§ Your objective
Search the material for "date" and show all lines that contain it.

····················

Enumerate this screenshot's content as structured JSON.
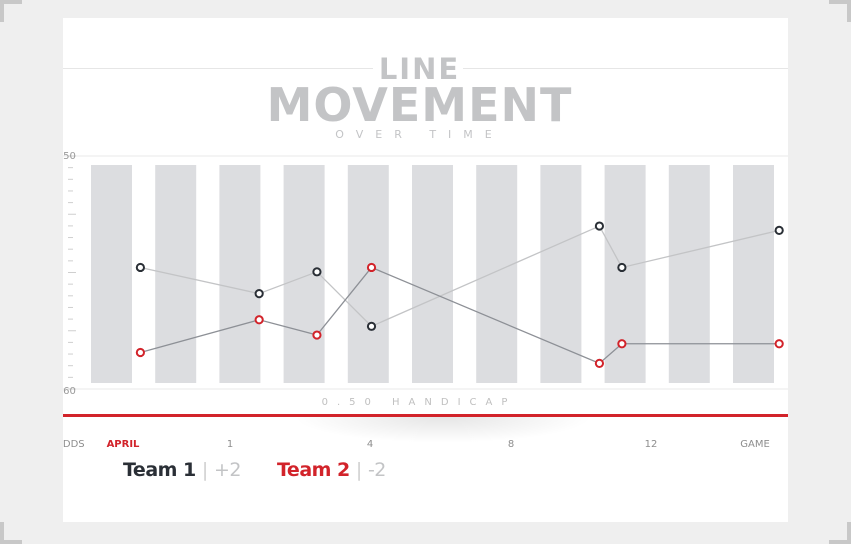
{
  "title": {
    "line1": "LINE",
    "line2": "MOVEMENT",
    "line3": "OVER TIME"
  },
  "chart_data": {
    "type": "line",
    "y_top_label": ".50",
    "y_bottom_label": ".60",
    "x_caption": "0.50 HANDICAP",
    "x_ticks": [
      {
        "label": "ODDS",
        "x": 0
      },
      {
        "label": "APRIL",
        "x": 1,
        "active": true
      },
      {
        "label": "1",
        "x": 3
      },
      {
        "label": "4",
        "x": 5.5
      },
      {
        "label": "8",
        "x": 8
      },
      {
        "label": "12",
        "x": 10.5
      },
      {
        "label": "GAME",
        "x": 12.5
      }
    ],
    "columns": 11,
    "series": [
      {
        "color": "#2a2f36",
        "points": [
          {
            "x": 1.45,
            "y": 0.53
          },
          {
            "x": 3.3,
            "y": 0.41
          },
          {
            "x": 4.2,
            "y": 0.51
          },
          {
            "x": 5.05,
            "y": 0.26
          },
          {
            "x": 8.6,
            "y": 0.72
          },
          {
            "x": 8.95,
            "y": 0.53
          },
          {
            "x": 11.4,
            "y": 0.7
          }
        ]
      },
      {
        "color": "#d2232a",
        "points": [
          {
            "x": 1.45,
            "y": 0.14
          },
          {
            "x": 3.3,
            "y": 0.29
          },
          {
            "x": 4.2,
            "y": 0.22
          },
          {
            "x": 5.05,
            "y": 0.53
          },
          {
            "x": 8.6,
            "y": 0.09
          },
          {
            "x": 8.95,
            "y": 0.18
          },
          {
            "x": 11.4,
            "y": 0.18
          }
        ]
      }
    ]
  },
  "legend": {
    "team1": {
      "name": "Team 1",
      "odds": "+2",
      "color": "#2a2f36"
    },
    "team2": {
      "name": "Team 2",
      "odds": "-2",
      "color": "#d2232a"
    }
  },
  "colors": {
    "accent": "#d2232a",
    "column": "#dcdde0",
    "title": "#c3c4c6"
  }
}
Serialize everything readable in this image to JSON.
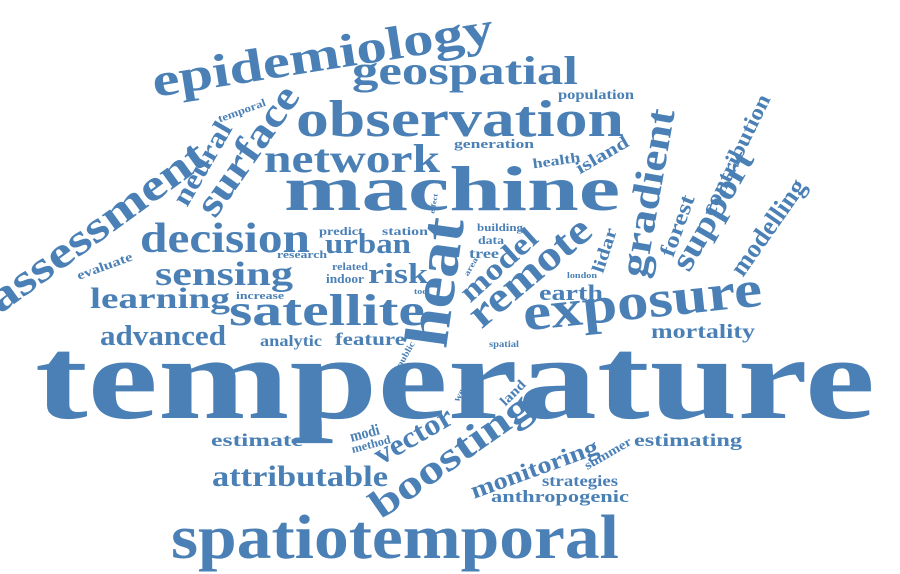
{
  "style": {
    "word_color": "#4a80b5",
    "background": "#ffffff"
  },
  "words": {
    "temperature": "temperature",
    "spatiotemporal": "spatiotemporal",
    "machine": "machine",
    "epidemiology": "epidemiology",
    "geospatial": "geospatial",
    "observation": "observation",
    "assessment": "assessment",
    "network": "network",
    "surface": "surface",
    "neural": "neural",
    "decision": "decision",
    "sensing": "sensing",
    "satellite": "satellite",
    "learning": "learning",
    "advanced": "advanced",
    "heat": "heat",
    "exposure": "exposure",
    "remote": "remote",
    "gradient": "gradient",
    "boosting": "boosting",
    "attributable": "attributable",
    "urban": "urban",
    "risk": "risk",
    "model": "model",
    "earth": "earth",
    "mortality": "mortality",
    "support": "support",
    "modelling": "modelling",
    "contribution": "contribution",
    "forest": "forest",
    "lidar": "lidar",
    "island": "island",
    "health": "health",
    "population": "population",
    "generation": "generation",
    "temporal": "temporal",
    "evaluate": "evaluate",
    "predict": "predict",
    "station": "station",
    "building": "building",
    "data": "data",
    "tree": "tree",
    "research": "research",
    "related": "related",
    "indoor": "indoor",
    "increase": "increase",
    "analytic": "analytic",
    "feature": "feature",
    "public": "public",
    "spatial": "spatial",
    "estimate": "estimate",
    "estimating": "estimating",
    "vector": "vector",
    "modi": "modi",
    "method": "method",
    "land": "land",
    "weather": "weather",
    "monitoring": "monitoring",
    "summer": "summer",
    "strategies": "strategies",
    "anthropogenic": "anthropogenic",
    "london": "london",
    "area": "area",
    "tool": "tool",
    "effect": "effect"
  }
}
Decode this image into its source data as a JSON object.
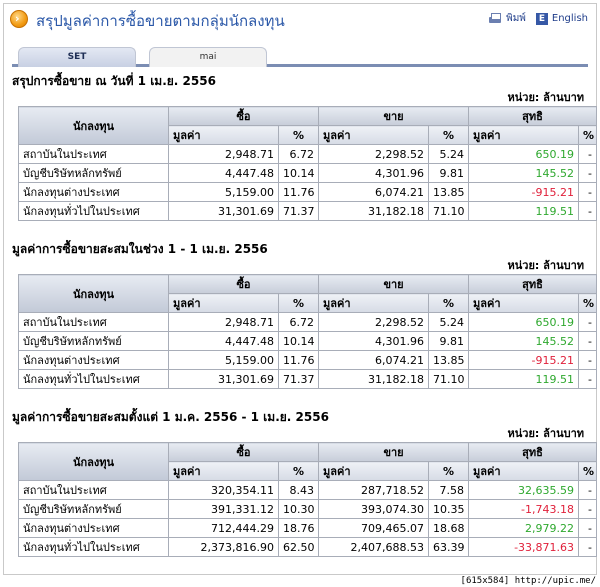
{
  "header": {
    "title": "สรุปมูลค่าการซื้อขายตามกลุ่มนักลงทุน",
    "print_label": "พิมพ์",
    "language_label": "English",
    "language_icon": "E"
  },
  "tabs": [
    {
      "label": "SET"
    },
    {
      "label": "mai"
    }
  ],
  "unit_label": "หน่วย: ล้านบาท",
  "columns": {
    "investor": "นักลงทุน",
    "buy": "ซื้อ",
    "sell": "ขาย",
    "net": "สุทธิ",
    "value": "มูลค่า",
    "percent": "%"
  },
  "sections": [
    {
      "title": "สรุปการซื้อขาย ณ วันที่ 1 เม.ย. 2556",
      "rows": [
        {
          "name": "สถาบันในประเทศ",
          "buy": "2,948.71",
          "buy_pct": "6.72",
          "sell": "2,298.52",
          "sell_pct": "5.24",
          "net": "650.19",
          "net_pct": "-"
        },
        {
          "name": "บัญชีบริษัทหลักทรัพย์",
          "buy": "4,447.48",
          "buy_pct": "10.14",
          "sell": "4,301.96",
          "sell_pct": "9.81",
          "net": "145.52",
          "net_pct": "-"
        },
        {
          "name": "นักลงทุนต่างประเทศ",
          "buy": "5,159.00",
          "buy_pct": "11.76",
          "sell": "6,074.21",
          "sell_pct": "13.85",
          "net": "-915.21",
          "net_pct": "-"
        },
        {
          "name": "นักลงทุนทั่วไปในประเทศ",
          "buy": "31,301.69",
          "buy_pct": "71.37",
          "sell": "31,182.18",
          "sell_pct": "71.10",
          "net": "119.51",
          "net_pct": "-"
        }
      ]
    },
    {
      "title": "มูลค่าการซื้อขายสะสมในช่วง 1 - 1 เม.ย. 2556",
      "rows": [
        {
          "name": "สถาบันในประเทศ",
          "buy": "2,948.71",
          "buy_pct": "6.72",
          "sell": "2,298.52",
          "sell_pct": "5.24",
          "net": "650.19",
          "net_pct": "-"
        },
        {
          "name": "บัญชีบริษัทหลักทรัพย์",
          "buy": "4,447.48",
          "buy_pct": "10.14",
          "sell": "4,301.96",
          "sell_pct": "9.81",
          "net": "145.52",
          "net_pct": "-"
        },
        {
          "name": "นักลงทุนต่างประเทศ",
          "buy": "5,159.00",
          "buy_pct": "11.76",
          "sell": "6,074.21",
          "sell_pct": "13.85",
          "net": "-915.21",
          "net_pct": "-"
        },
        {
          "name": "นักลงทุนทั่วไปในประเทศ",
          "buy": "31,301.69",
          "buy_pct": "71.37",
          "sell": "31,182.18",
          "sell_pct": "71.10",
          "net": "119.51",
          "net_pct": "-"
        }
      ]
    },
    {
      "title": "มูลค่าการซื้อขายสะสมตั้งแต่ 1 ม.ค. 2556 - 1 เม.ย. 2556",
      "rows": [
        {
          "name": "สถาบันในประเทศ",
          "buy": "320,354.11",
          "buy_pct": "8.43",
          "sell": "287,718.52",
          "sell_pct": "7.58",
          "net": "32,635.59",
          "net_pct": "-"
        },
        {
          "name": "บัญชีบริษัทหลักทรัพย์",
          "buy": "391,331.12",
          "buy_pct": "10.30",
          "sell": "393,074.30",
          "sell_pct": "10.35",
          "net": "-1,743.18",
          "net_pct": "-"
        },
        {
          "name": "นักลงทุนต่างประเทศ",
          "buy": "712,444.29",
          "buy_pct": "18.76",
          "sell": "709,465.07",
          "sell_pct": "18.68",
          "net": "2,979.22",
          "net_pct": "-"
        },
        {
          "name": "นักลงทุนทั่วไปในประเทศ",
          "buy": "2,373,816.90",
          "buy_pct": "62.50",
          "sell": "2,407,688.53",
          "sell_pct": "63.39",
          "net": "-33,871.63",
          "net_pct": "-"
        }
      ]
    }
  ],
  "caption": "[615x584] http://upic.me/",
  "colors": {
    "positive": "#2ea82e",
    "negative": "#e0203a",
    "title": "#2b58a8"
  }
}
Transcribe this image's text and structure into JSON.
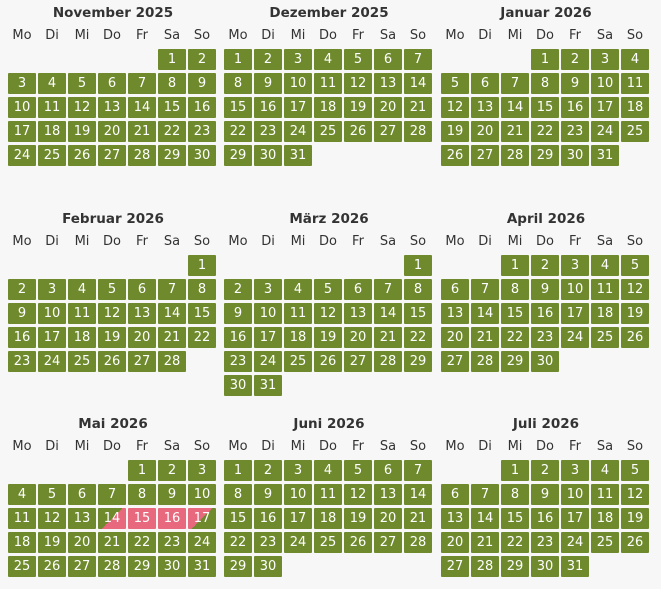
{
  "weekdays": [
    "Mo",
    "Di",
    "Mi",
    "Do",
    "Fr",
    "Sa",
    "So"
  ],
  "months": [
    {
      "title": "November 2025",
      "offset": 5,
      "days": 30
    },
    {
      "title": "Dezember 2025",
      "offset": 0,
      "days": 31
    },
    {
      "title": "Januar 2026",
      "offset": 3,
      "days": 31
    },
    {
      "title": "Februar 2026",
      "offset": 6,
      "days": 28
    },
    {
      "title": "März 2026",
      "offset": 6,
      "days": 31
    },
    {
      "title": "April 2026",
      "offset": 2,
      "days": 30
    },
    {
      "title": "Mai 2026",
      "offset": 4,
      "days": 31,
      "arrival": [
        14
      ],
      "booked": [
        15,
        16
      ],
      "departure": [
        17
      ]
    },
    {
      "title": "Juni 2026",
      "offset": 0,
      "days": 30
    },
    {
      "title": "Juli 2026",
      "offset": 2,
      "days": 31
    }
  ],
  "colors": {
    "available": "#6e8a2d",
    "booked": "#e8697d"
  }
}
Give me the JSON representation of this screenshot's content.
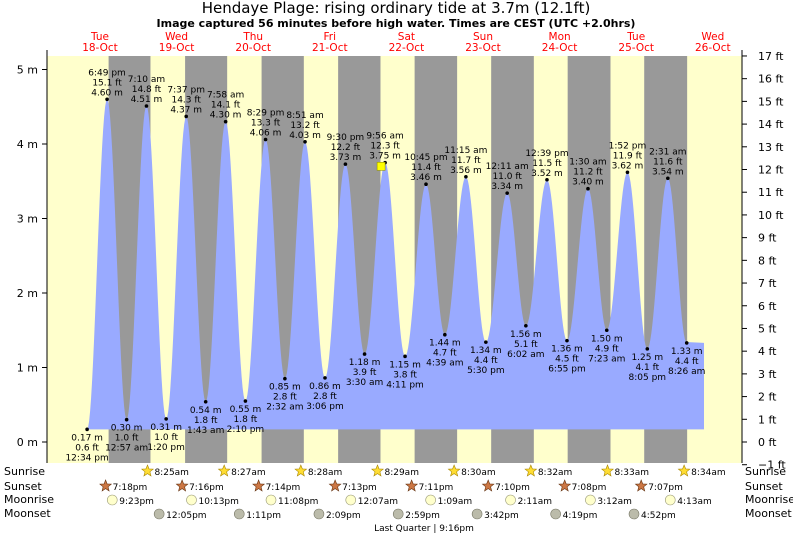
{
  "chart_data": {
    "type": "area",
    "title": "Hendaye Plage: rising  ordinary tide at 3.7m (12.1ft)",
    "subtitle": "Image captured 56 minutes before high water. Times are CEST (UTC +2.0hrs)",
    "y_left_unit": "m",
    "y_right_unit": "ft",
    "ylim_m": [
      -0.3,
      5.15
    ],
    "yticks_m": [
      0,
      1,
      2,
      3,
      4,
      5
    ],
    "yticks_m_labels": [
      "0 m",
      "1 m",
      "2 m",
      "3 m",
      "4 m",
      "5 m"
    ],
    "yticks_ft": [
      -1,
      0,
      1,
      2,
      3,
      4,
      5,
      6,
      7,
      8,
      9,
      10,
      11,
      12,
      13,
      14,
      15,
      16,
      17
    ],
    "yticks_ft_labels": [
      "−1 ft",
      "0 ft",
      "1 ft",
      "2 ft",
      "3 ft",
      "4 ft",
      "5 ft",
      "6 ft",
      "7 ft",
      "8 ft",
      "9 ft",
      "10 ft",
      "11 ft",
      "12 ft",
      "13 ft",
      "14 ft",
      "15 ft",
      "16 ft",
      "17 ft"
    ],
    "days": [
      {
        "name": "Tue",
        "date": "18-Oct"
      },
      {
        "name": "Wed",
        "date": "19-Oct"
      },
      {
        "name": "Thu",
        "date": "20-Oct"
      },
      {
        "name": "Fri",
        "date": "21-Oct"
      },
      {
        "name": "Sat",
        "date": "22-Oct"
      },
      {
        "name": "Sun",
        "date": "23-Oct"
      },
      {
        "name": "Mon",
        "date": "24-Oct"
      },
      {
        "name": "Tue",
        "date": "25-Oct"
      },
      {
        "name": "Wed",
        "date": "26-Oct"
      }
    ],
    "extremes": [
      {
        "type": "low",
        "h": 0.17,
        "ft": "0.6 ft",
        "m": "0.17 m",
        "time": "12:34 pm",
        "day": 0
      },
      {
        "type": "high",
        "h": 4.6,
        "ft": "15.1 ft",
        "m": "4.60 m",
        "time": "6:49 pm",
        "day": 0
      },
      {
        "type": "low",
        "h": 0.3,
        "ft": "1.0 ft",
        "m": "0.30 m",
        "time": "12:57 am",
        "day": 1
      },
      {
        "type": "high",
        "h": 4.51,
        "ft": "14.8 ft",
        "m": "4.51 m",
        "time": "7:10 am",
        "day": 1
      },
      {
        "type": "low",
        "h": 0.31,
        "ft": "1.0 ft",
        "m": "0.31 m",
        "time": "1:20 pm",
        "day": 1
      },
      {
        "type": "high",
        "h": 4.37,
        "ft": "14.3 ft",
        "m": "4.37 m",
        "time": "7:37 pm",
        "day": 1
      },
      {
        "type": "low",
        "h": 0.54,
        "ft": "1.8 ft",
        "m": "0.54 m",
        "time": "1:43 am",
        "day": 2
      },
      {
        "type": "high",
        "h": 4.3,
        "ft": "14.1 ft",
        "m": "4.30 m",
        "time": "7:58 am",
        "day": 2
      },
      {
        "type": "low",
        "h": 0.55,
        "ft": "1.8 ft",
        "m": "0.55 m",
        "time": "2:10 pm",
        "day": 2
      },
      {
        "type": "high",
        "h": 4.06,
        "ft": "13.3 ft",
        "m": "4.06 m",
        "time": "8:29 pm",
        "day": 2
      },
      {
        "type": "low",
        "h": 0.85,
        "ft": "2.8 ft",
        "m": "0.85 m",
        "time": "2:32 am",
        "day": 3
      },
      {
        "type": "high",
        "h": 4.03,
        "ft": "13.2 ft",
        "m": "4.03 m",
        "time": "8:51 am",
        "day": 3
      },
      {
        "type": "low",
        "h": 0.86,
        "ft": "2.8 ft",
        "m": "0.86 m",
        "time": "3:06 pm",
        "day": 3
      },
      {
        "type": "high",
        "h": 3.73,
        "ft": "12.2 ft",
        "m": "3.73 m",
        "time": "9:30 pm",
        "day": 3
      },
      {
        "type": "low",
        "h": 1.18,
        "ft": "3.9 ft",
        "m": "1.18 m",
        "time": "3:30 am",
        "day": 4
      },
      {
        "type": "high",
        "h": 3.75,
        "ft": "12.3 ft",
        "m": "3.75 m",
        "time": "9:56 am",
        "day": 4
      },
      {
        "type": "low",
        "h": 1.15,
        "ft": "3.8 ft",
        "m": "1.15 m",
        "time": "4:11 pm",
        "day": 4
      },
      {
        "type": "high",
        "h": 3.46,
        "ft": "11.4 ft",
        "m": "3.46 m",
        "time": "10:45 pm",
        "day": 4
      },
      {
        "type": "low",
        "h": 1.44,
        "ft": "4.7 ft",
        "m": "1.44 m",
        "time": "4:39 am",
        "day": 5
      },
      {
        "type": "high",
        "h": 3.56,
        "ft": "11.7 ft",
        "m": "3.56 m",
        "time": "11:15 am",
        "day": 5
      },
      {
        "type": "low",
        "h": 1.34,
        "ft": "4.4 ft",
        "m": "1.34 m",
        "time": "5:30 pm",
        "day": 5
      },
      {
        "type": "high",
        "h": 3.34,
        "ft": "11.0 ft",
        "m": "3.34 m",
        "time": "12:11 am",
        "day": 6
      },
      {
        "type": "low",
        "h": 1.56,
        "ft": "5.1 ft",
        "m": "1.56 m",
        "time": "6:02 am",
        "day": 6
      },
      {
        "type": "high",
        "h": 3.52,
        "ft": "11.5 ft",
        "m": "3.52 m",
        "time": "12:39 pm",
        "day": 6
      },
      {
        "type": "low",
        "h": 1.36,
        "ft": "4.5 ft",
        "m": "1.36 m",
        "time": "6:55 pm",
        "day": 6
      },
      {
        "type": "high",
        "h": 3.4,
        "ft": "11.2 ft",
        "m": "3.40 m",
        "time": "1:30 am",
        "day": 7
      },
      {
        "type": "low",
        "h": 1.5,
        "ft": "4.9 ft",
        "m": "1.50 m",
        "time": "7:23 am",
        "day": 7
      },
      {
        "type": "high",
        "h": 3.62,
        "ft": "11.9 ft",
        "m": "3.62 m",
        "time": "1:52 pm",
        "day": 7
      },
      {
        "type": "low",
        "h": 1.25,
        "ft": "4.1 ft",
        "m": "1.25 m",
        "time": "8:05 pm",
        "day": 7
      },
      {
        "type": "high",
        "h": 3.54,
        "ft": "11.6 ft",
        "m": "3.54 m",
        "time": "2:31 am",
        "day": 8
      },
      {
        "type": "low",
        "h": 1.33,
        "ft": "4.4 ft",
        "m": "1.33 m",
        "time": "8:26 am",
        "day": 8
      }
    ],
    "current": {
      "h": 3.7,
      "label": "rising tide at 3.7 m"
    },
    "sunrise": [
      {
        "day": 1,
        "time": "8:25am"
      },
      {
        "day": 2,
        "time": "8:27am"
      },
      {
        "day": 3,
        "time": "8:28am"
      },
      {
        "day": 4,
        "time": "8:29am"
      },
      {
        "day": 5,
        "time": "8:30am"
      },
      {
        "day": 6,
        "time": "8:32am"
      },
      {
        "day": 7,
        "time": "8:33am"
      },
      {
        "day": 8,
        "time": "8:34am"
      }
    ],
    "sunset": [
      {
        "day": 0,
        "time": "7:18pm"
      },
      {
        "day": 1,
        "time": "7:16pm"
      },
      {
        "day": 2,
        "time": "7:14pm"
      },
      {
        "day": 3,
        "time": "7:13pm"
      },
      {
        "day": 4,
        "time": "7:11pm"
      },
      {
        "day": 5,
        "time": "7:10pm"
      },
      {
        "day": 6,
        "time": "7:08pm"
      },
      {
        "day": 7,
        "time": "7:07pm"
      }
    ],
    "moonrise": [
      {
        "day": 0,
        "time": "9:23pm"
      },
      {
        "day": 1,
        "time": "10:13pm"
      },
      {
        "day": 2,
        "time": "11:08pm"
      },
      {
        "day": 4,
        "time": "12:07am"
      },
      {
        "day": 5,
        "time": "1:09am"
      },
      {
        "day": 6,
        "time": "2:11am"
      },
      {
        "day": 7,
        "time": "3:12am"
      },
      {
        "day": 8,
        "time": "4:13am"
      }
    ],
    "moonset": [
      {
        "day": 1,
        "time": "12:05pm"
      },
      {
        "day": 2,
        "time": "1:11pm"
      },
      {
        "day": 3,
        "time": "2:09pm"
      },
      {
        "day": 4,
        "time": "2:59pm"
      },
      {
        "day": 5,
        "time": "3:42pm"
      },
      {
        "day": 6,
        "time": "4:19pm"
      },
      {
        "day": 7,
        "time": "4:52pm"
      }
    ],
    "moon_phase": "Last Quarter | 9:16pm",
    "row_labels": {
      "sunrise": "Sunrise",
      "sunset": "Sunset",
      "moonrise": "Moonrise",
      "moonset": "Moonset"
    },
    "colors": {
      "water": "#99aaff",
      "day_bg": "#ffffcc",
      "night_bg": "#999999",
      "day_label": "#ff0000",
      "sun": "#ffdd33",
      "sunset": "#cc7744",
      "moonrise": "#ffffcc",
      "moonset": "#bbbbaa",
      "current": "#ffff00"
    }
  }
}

····················

§ Task output
        "date": "18-Oct"
        "date": "19-Oct"
        "date": "20-Oct"
        "date": "21-Oct"
        "date": "22-Oct"
        "date": "23-Oct"
        "date": "24-Oct"
        "date": "25-Oct"
        "date": "26-Oct"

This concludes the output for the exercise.